* [Task directions]
Repeat the whole listing exactly as written.

(Dataset listings of figures)
--

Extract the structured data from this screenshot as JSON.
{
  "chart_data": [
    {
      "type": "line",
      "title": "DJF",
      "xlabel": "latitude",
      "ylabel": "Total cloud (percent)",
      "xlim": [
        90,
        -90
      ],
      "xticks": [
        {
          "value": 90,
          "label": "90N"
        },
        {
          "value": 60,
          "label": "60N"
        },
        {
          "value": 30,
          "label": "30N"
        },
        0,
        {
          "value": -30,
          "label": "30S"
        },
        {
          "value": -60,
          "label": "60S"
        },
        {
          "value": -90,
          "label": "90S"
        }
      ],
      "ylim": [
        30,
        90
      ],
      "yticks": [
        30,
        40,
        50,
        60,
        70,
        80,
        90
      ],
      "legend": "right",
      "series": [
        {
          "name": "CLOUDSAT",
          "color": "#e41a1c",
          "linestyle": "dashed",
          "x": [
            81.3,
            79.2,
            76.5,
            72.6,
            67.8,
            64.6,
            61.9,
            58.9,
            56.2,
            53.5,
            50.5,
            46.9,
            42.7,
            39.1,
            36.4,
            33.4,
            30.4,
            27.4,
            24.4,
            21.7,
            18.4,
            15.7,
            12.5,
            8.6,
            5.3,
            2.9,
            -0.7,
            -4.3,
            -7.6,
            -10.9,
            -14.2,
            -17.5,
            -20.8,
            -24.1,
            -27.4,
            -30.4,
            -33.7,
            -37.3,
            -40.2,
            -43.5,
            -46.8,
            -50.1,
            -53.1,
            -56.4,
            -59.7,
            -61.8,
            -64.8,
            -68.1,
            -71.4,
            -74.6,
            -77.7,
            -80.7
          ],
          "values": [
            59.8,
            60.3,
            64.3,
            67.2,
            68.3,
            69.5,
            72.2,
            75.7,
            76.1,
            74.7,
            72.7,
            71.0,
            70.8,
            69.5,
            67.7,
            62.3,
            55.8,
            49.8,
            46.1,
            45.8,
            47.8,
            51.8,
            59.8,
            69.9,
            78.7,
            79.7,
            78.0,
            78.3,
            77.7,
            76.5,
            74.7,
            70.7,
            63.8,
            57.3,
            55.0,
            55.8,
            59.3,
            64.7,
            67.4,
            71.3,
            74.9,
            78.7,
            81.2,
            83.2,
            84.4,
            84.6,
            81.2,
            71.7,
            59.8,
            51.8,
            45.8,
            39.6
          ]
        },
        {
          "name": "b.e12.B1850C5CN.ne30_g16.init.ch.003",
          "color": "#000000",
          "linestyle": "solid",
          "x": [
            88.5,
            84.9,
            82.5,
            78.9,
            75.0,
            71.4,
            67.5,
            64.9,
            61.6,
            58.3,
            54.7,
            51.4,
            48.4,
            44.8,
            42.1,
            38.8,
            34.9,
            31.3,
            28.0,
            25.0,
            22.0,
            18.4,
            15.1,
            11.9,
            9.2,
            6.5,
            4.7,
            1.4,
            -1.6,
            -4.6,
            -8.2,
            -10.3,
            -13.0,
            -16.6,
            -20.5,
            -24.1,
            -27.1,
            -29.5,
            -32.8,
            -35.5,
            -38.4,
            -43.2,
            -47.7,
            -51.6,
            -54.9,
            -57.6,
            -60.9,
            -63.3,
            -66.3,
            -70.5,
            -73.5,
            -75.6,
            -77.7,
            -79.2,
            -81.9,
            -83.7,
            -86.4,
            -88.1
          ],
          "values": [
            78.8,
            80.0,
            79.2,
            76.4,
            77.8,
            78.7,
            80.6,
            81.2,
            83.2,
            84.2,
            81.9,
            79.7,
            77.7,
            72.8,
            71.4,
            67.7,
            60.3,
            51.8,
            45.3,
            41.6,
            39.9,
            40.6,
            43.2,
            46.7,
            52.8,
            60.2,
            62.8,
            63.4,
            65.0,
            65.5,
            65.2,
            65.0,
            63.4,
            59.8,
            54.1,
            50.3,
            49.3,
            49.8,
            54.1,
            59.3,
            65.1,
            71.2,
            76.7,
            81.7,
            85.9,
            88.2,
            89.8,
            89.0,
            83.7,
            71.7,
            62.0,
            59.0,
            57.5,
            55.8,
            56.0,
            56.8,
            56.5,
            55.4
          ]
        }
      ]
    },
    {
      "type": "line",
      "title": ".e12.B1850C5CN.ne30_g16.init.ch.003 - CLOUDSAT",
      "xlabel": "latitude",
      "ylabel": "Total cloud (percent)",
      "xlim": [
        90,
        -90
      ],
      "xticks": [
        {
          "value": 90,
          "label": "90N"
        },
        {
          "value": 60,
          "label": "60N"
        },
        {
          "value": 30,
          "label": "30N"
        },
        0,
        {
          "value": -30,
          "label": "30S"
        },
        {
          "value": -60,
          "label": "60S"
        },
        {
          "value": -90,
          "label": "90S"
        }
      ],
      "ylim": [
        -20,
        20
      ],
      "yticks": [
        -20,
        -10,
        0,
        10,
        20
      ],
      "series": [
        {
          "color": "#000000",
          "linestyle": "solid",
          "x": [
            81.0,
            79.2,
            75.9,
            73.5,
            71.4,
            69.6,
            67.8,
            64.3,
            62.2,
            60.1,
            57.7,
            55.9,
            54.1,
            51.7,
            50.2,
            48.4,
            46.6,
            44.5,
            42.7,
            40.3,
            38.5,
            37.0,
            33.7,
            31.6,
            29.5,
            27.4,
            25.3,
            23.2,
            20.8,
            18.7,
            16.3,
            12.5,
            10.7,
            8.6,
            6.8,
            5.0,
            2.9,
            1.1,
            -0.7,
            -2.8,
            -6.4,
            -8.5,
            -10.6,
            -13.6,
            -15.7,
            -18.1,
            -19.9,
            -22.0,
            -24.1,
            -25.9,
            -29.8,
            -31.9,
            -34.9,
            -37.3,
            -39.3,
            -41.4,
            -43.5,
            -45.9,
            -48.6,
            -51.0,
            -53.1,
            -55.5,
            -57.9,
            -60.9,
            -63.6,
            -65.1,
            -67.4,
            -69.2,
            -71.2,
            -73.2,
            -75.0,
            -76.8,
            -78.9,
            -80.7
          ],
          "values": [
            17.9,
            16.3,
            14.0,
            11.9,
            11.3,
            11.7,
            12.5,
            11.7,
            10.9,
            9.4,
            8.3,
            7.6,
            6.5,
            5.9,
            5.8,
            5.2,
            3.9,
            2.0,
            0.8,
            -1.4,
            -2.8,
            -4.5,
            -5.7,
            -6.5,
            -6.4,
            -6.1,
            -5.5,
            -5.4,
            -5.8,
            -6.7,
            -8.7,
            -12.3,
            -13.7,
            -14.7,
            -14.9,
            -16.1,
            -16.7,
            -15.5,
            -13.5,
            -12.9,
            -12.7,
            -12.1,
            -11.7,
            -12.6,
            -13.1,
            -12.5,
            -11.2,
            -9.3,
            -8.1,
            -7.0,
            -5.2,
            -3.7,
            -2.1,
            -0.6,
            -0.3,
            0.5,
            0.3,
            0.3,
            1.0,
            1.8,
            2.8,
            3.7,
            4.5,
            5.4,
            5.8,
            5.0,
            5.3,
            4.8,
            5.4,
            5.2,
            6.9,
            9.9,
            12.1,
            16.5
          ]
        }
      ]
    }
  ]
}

--

* [Worked answer]
Extract the structured data from this screenshot as JSON.
{
  "chart_data": [
    {
      "type": "line",
      "title": "DJF",
      "xlabel": "latitude",
      "ylabel": "Total cloud (percent)",
      "xlim": [
        90,
        -90
      ],
      "xticks": [
        {
          "value": 90,
          "label": "90N"
        },
        {
          "value": 60,
          "label": "60N"
        },
        {
          "value": 30,
          "label": "30N"
        },
        0,
        {
          "value": -30,
          "label": "30S"
        },
        {
          "value": -60,
          "label": "60S"
        },
        {
          "value": -90,
          "label": "90S"
        }
      ],
      "ylim": [
        30,
        90
      ],
      "yticks": [
        30,
        40,
        50,
        60,
        70,
        80,
        90
      ],
      "legend": "right",
      "series": [
        {
          "name": "CLOUDSAT",
          "color": "#e41a1c",
          "linestyle": "dashed",
          "x": [
            81.3,
            79.2,
            76.5,
            72.6,
            67.8,
            64.6,
            61.9,
            58.9,
            56.2,
            53.5,
            50.5,
            46.9,
            42.7,
            39.1,
            36.4,
            33.4,
            30.4,
            27.4,
            24.4,
            21.7,
            18.4,
            15.7,
            12.5,
            8.6,
            5.3,
            2.9,
            -0.7,
            -4.3,
            -7.6,
            -10.9,
            -14.2,
            -17.5,
            -20.8,
            -24.1,
            -27.4,
            -30.4,
            -33.7,
            -37.3,
            -40.2,
            -43.5,
            -46.8,
            -50.1,
            -53.1,
            -56.4,
            -59.7,
            -61.8,
            -64.8,
            -68.1,
            -71.4,
            -74.6,
            -77.7,
            -80.7
          ],
          "values": [
            59.8,
            60.3,
            64.3,
            67.2,
            68.3,
            69.5,
            72.2,
            75.7,
            76.1,
            74.7,
            72.7,
            71.0,
            70.8,
            69.5,
            67.7,
            62.3,
            55.8,
            49.8,
            46.1,
            45.8,
            47.8,
            51.8,
            59.8,
            69.9,
            78.7,
            79.7,
            78.0,
            78.3,
            77.7,
            76.5,
            74.7,
            70.7,
            63.8,
            57.3,
            55.0,
            55.8,
            59.3,
            64.7,
            67.4,
            71.3,
            74.9,
            78.7,
            81.2,
            83.2,
            84.4,
            84.6,
            81.2,
            71.7,
            59.8,
            51.8,
            45.8,
            39.6
          ]
        },
        {
          "name": "b.e12.B1850C5CN.ne30_g16.init.ch.003",
          "color": "#000000",
          "linestyle": "solid",
          "x": [
            88.5,
            84.9,
            82.5,
            78.9,
            75.0,
            71.4,
            67.5,
            64.9,
            61.6,
            58.3,
            54.7,
            51.4,
            48.4,
            44.8,
            42.1,
            38.8,
            34.9,
            31.3,
            28.0,
            25.0,
            22.0,
            18.4,
            15.1,
            11.9,
            9.2,
            6.5,
            4.7,
            1.4,
            -1.6,
            -4.6,
            -8.2,
            -10.3,
            -13.0,
            -16.6,
            -20.5,
            -24.1,
            -27.1,
            -29.5,
            -32.8,
            -35.5,
            -38.4,
            -43.2,
            -47.7,
            -51.6,
            -54.9,
            -57.6,
            -60.9,
            -63.3,
            -66.3,
            -70.5,
            -73.5,
            -75.6,
            -77.7,
            -79.2,
            -81.9,
            -83.7,
            -86.4,
            -88.1
          ],
          "values": [
            78.8,
            80.0,
            79.2,
            76.4,
            77.8,
            78.7,
            80.6,
            81.2,
            83.2,
            84.2,
            81.9,
            79.7,
            77.7,
            72.8,
            71.4,
            67.7,
            60.3,
            51.8,
            45.3,
            41.6,
            39.9,
            40.6,
            43.2,
            46.7,
            52.8,
            60.2,
            62.8,
            63.4,
            65.0,
            65.5,
            65.2,
            65.0,
            63.4,
            59.8,
            54.1,
            50.3,
            49.3,
            49.8,
            54.1,
            59.3,
            65.1,
            71.2,
            76.7,
            81.7,
            85.9,
            88.2,
            89.8,
            89.0,
            83.7,
            71.7,
            62.0,
            59.0,
            57.5,
            55.8,
            56.0,
            56.8,
            56.5,
            55.4
          ]
        }
      ]
    },
    {
      "type": "line",
      "title": ".e12.B1850C5CN.ne30_g16.init.ch.003 - CLOUDSAT",
      "xlabel": "latitude",
      "ylabel": "Total cloud (percent)",
      "xlim": [
        90,
        -90
      ],
      "xticks": [
        {
          "value": 90,
          "label": "90N"
        },
        {
          "value": 60,
          "label": "60N"
        },
        {
          "value": 30,
          "label": "30N"
        },
        0,
        {
          "value": -30,
          "label": "30S"
        },
        {
          "value": -60,
          "label": "60S"
        },
        {
          "value": -90,
          "label": "90S"
        }
      ],
      "ylim": [
        -20,
        20
      ],
      "yticks": [
        -20,
        -10,
        0,
        10,
        20
      ],
      "series": [
        {
          "color": "#000000",
          "linestyle": "solid",
          "x": [
            81.0,
            79.2,
            75.9,
            73.5,
            71.4,
            69.6,
            67.8,
            64.3,
            62.2,
            60.1,
            57.7,
            55.9,
            54.1,
            51.7,
            50.2,
            48.4,
            46.6,
            44.5,
            42.7,
            40.3,
            38.5,
            37.0,
            33.7,
            31.6,
            29.5,
            27.4,
            25.3,
            23.2,
            20.8,
            18.7,
            16.3,
            12.5,
            10.7,
            8.6,
            6.8,
            5.0,
            2.9,
            1.1,
            -0.7,
            -2.8,
            -6.4,
            -8.5,
            -10.6,
            -13.6,
            -15.7,
            -18.1,
            -19.9,
            -22.0,
            -24.1,
            -25.9,
            -29.8,
            -31.9,
            -34.9,
            -37.3,
            -39.3,
            -41.4,
            -43.5,
            -45.9,
            -48.6,
            -51.0,
            -53.1,
            -55.5,
            -57.9,
            -60.9,
            -63.6,
            -65.1,
            -67.4,
            -69.2,
            -71.2,
            -73.2,
            -75.0,
            -76.8,
            -78.9,
            -80.7
          ],
          "values": [
            17.9,
            16.3,
            14.0,
            11.9,
            11.3,
            11.7,
            12.5,
            11.7,
            10.9,
            9.4,
            8.3,
            7.6,
            6.5,
            5.9,
            5.8,
            5.2,
            3.9,
            2.0,
            0.8,
            -1.4,
            -2.8,
            -4.5,
            -5.7,
            -6.5,
            -6.4,
            -6.1,
            -5.5,
            -5.4,
            -5.8,
            -6.7,
            -8.7,
            -12.3,
            -13.7,
            -14.7,
            -14.9,
            -16.1,
            -16.7,
            -15.5,
            -13.5,
            -12.9,
            -12.7,
            -12.1,
            -11.7,
            -12.6,
            -13.1,
            -12.5,
            -11.2,
            -9.3,
            -8.1,
            -7.0,
            -5.2,
            -3.7,
            -2.1,
            -0.6,
            -0.3,
            0.5,
            0.3,
            0.3,
            1.0,
            1.8,
            2.8,
            3.7,
            4.5,
            5.4,
            5.8,
            5.0,
            5.3,
            4.8,
            5.4,
            5.2,
            6.9,
            9.9,
            12.1,
            16.5
          ]
        }
      ]
    }
  ]
}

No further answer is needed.